*What you should do:* Collect each line of the entries that holds the string "chaque".

*Supplied material:*
============================================================

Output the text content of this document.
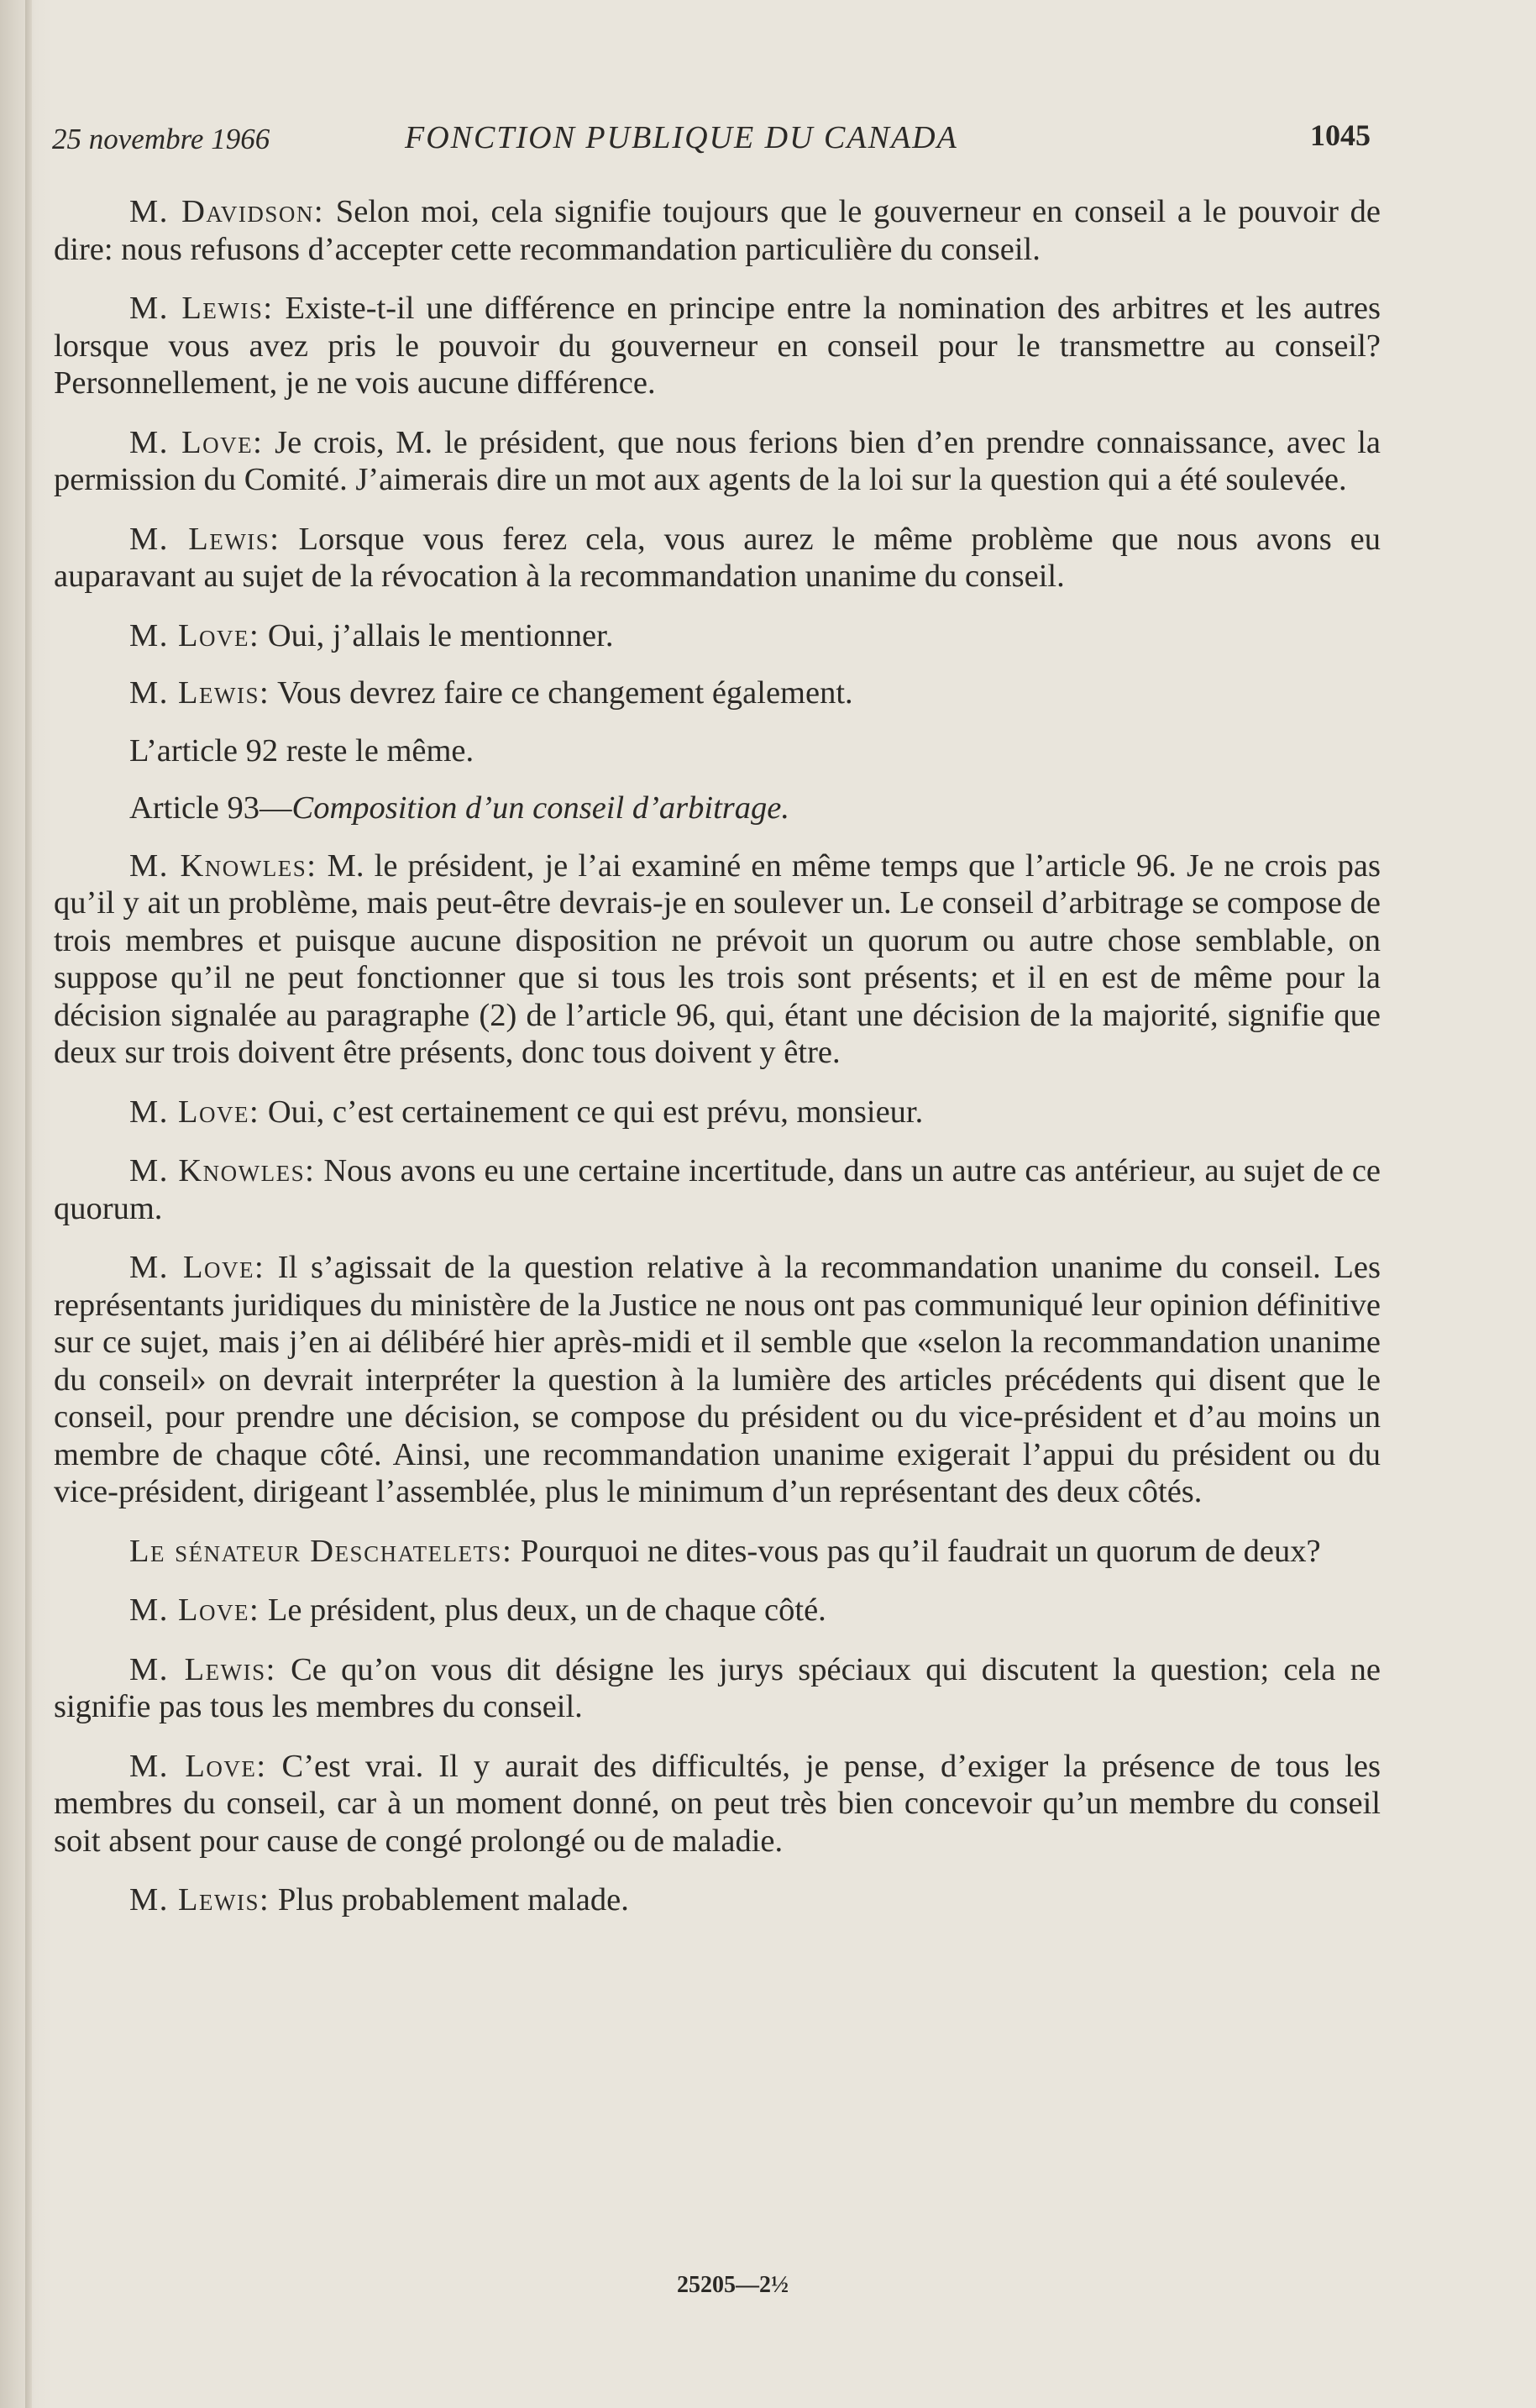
25 novembre 1966	FONCTION PUBLIQUE DU CANADA	1045

M. Davidson: Selon moi, cela signifie toujours que le gouverneur en conseil a le pouvoir de dire: nous refusons d’accepter cette recommandation particulière du conseil.

M. Lewis: Existe-t-il une différence en principe entre la nomination des arbitres et les autres lorsque vous avez pris le pouvoir du gouverneur en conseil pour le transmettre au conseil? Personnellement, je ne vois aucune différence.

M. Love: Je crois, M. le président, que nous ferions bien d’en prendre connaissance, avec la permission du Comité. J’aimerais dire un mot aux agents de la loi sur la question qui a été soulevée.

M. Lewis: Lorsque vous ferez cela, vous aurez le même problème que nous avons eu auparavant au sujet de la révocation à la recommandation unanime du conseil.

M. Love: Oui, j’allais le mentionner.

M. Lewis: Vous devrez faire ce changement également.

L’article 92 reste le même.

Article 93—Composition d’un conseil d’arbitrage.

M. Knowles: M. le président, je l’ai examiné en même temps que l’article 96. Je ne crois pas qu’il y ait un problème, mais peut-être devrais-je en soulever un. Le conseil d’arbitrage se compose de trois membres et puisque aucune disposition ne prévoit un quorum ou autre chose semblable, on suppose qu’il ne peut fonctionner que si tous les trois sont présents; et il en est de même pour la décision signalée au paragraphe (2) de l’article 96, qui, étant une décision de la majorité, signifie que deux sur trois doivent être présents, donc tous doivent y être.

M. Love: Oui, c’est certainement ce qui est prévu, monsieur.

M. Knowles: Nous avons eu une certaine incertitude, dans un autre cas antérieur, au sujet de ce quorum.

M. Love: Il s’agissait de la question relative à la recommandation unanime du conseil. Les représentants juridiques du ministère de la Justice ne nous ont pas communiqué leur opinion définitive sur ce sujet, mais j’en ai délibéré hier après-midi et il semble que «selon la recommandation unanime du conseil» on devrait interpréter la question à la lumière des articles précédents qui disent que le conseil, pour prendre une décision, se compose du président ou du vice-président et d’au moins un membre de chaque côté. Ainsi, une recommandation unanime exigerait l’appui du président ou du vice-président, dirigeant l’assemblée, plus le minimum d’un représentant des deux côtés.

Le sénateur Deschatelets: Pourquoi ne dites-vous pas qu’il faudrait un quorum de deux?

M. Love: Le président, plus deux, un de chaque côté.

M. Lewis: Ce qu’on vous dit désigne les jurys spéciaux qui discutent la question; cela ne signifie pas tous les membres du conseil.

M. Love: C’est vrai. Il y aurait des difficultés, je pense, d’exiger la présence de tous les membres du conseil, car à un moment donné, on peut très bien concevoir qu’un membre du conseil soit absent pour cause de congé prolongé ou de maladie.

M. Lewis: Plus probablement malade.

25205—2½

============================================================

*Result for this exercise:*
M. Love: Il s’agissait de la question relative à la recommandation unanime du conseil. Les représentants juridiques du ministère de la Justice ne nous ont pas communiqué leur opinion définitive sur ce sujet, mais j’en ai délibéré hier après-midi et il semble que «selon la recommandation unanime du conseil» on devrait interpréter la question à la lumière des articles précédents qui disent que le conseil, pour prendre une décision, se compose du président ou du vice-président et d’au moins un membre de chaque côté. Ainsi, une recommandation unanime exigerait l’appui du président ou du vice-président, dirigeant l’assemblée, plus le minimum d’un représentant des deux côtés.
M. Love: Le président, plus deux, un de chaque côté.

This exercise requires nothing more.